***** RECORDS TO USE

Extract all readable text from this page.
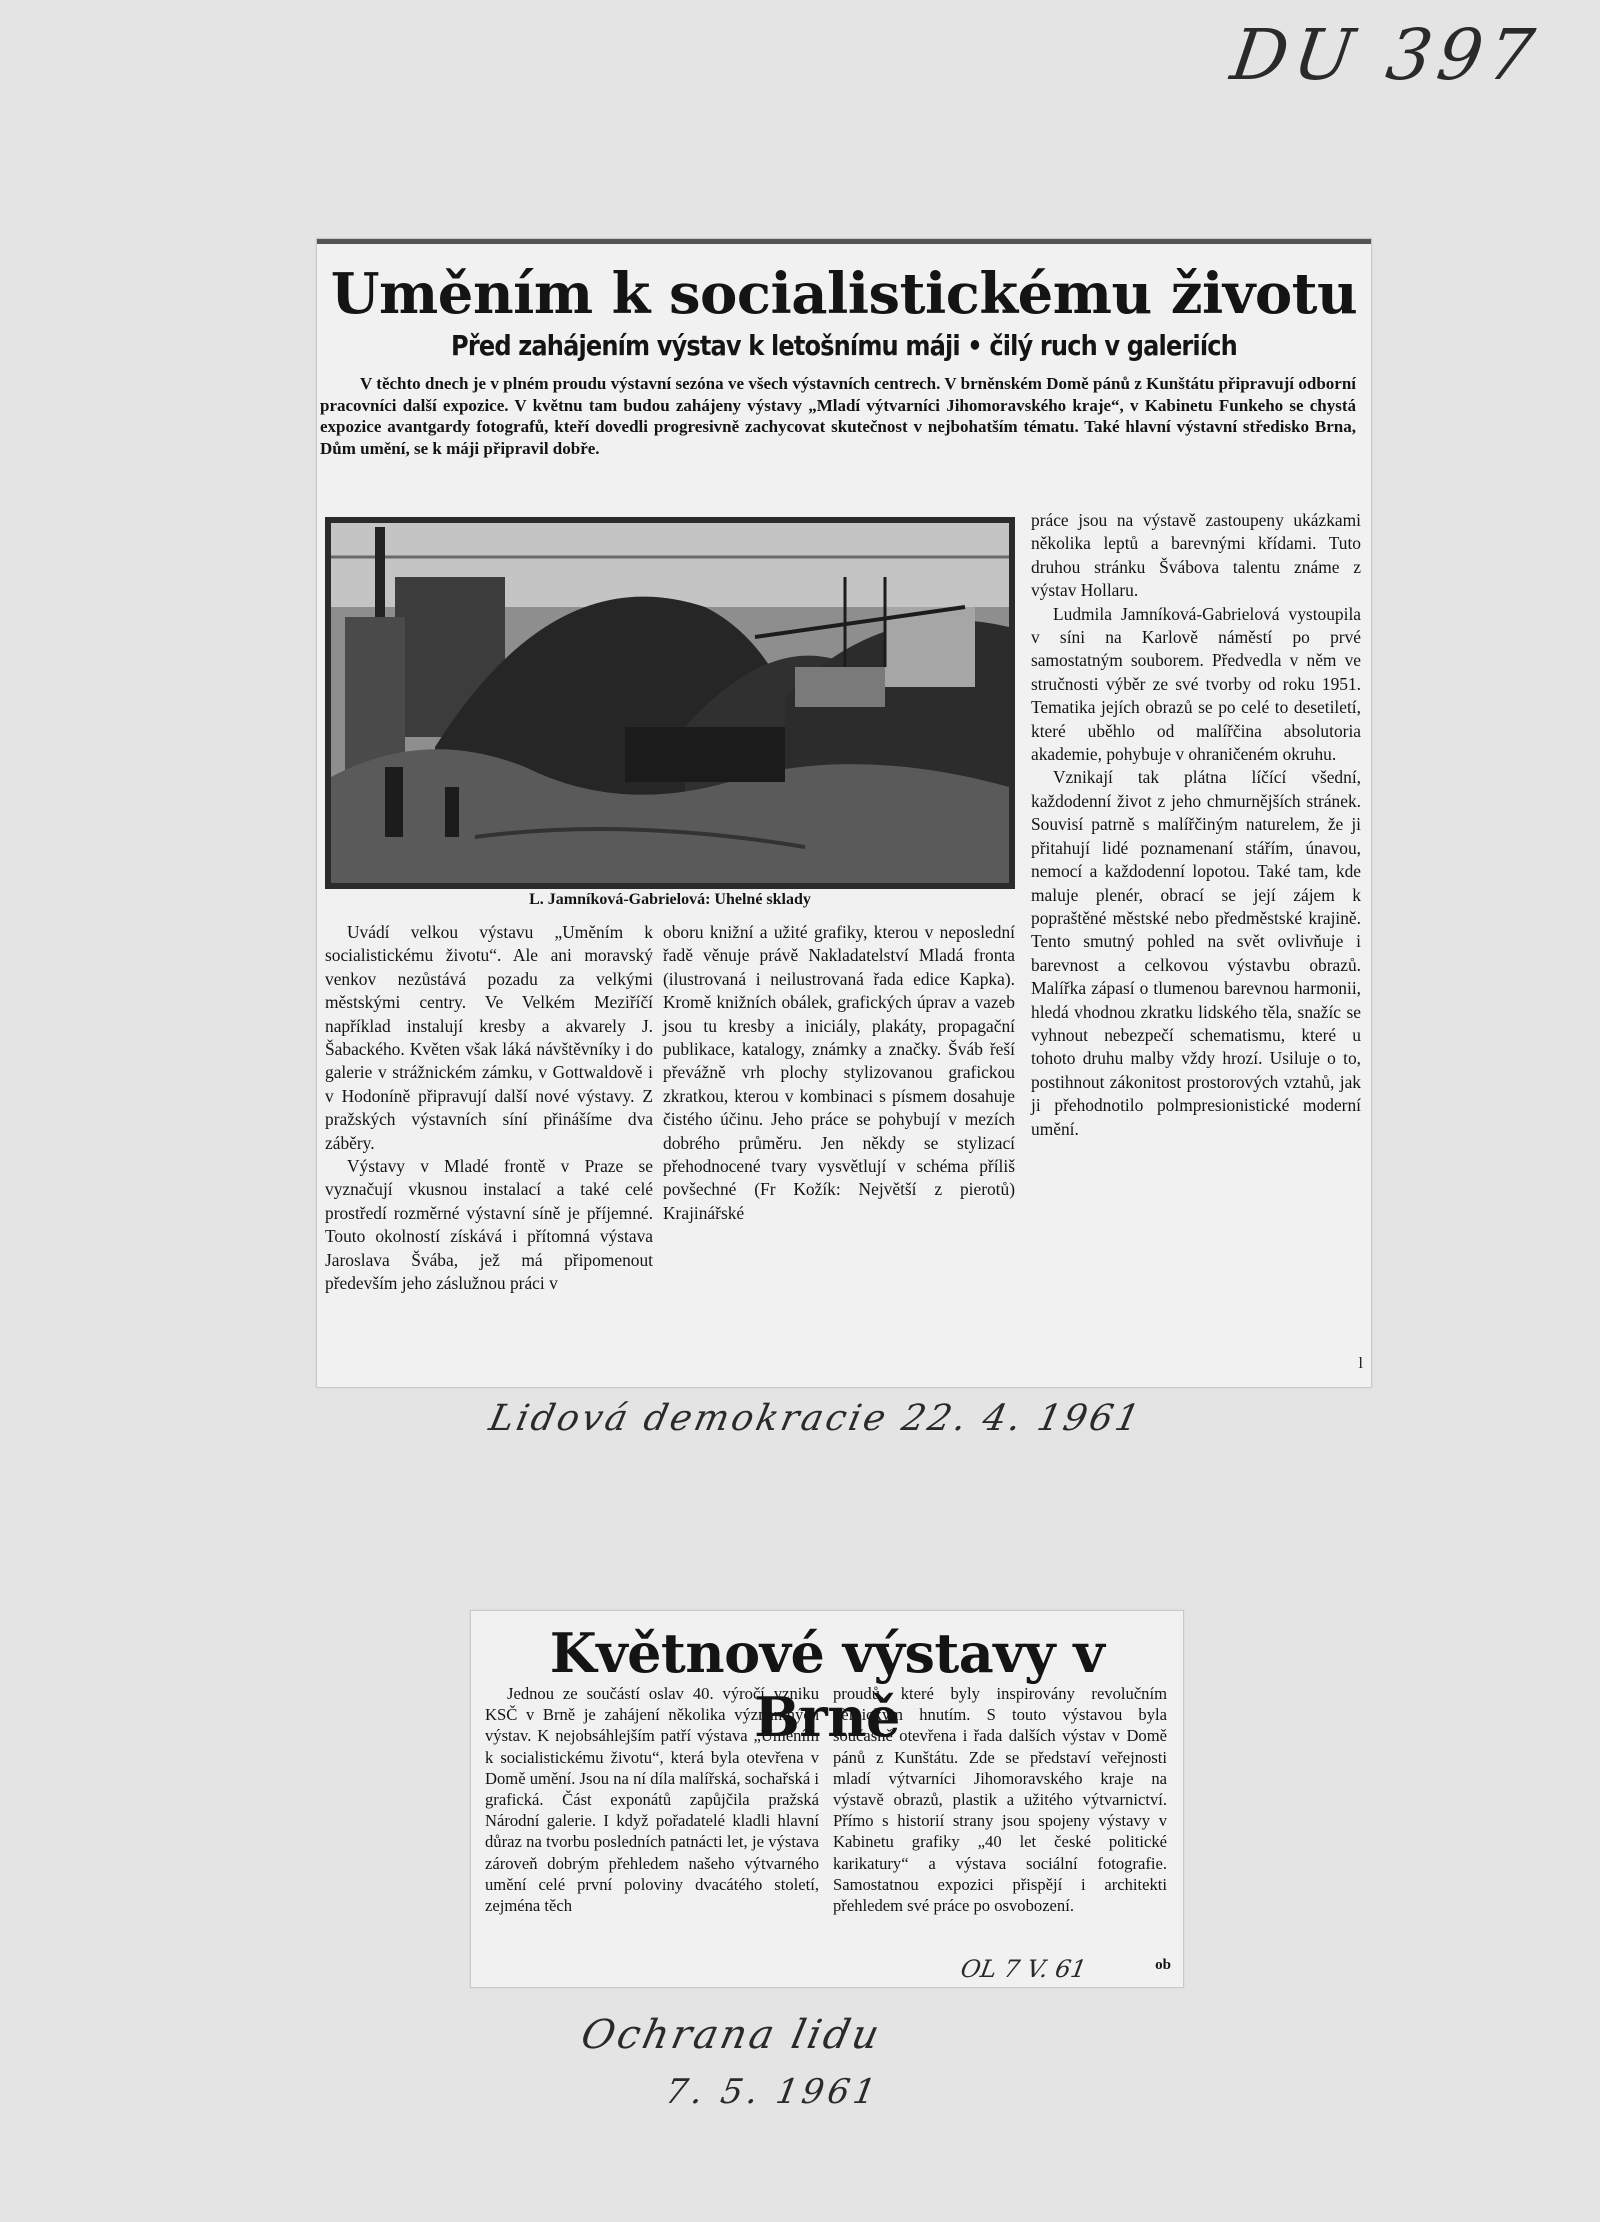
DU 397
Uměním k socialistickému životu
Před zahájením výstav k letošnímu máji • čilý ruch v galeriích
V těchto dnech je v plném proudu výstavní sezóna ve všech výstavních centrech. V brněnském Domě pánů z Kunštátu připravují odborní pracovníci další expozice. V květnu tam budou zahájeny výstavy „Mladí výtvarníci Jihomoravského kraje“, v Kabinetu Funkeho se chystá expozice avantgardy fotografů, kteří dovedli progresivně zachycovat skutečnost v nejbohatším tématu. Také hlavní výstavní středisko Brna, Dům umění, se k máji připravil dobře.
L. Jamníková-Gabrielová: Uhelné sklady

Uvádí velkou výstavu „Uměním k socialistickému životu“. Ale ani moravský venkov nezůstává pozadu za velkými městskými centry. Ve Velkém Meziříčí například instalují kresby a akvarely J. Šabackého. Květen však láká návštěvníky i do galerie v strážnickém zámku, v Gottwaldově i v Hodoníně připravují další nové výstavy. Z pražských výstavních síní přinášíme dva záběry.

Výstavy v Mladé frontě v Praze se vyznačují vkusnou instalací a také celé prostředí rozměrné výstavní síně je příjemné. Touto okolností získává i přítomná výstava Jaroslava Švába, jež má připomenout především jeho záslužnou práci v

oboru knižní a užité grafiky, kterou v neposlední řadě věnuje právě Nakladatelství Mladá fronta (ilustrovaná i neilustrovaná řada edice Kapka). Kromě knižních obálek, grafických úprav a vazeb jsou tu kresby a iniciály, plakáty, propagační publikace, katalogy, známky a značky. Šváb řeší převážně vrh plochy stylizovanou grafickou zkratkou, kterou v kombinaci s písmem dosahuje čistého účinu. Jeho práce se pohybují v mezích dobrého průměru. Jen někdy se stylizací přehodnocené tvary vysvětlují v schéma příliš povšechné (Fr Kožík: Největší z pierotů) Krajinářské

práce jsou na výstavě zastoupeny ukázkami několika leptů a barevnými křídami. Tuto druhou stránku Švábova talentu známe z výstav Hollaru.

Ludmila Jamníková-Gabrielová vystoupila v síni na Karlově náměstí po prvé samostatným souborem. Předvedla v něm ve stručnosti výběr ze své tvorby od roku 1951. Tematika jejích obrazů se po celé to desetiletí, které uběhlo od malířčina absolutoria akademie, pohybuje v ohraničeném okruhu.

Vznikají tak plátna líčící všední, každodenní život z jeho chmurnějších stránek. Souvisí patrně s malířčiným naturelem, že ji přitahují lidé poznamenaní stářím, únavou, nemocí a každodenní lopotou. Také tam, kde maluje plenér, obrací se její zájem k popraštěné městské nebo předměstské krajině. Tento smutný pohled na svět ovlivňuje i barevnost a celkovou výstavbu obrazů. Malířka zápasí o tlumenou barevnou harmonii, hledá vhodnou zkratku lidského těla, snažíc se vyhnout nebezpečí schematismu, které u tohoto druhu malby vždy hrozí. Usiluje o to, postihnout zákonitost prostorových vztahů, jak ji přehodnotilo polmpresionistické moderní umění.

l
Lidová demokracie 22. 4. 1961
Květnové výstavy v Brně

Jednou ze součástí oslav 40. výročí vzniku KSČ v Brně je zahájení několika významných výstav. K nejobsáhlejším patří výstava „Uměním k socialistickému životu“, která byla otevřena v Domě umění. Jsou na ní díla malířská, sochařská i grafická. Část exponátů zapůjčila pražská Národní galerie. I když pořadatelé kladli hlavní důraz na tvorbu posledních patnácti let, je výstava zároveň dobrým přehledem našeho výtvarného umění celé první poloviny dvacátého století, zejména těch

proudů, které byly inspirovány revolučním dělnickým hnutím. S touto výstavou byla současně otevřena i řada dalších výstav v Domě pánů z Kunštátu. Zde se představí veřejnosti mladí výtvarníci Jihomoravského kraje na výstavě obrazů, plastik a užitého výtvarnictví. Přímo s historií strany jsou spojeny výstavy v Kabinetu grafiky „40 let české politické karikatury“ a výstava sociální fotografie. Samostatnou expozici přispějí i architekti přehledem své práce po osvobození.

OL 7 V. 61	ob
Ochrana lidu
7. 5. 1961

**********

WHAT TO PRODUCE: Copy all lines of the listing above that contain the string "Kabinetu".

WRITTEN ANSWER:
V těchto dnech je v plném proudu výstavní sezóna ve všech výstavních centrech. V brněnském Domě pánů z Kunštátu připravují odborní pracovníci další expozice. V květnu tam budou zahájeny výstavy „Mladí výtvarníci Jihomoravského kraje“, v Kabinetu Funkeho se chystá expozice avantgardy fotografů, kteří dovedli progresivně zachycovat skutečnost v nejbohatším tématu. Také hlavní výstavní středisko Brna, Dům umění, se k máji připravil dobře.
proudů, které byly inspirovány revolučním dělnickým hnutím. S touto výstavou byla současně otevřena i řada dalších výstav v Domě pánů z Kunštátu. Zde se představí veřejnosti mladí výtvarníci Jihomoravského kraje na výstavě obrazů, plastik a užitého výtvarnictví. Přímo s historií strany jsou spojeny výstavy v Kabinetu grafiky „40 let české politické karikatury“ a výstava sociální fotografie. Samostatnou expozici přispějí i architekti přehledem své práce po osvobození.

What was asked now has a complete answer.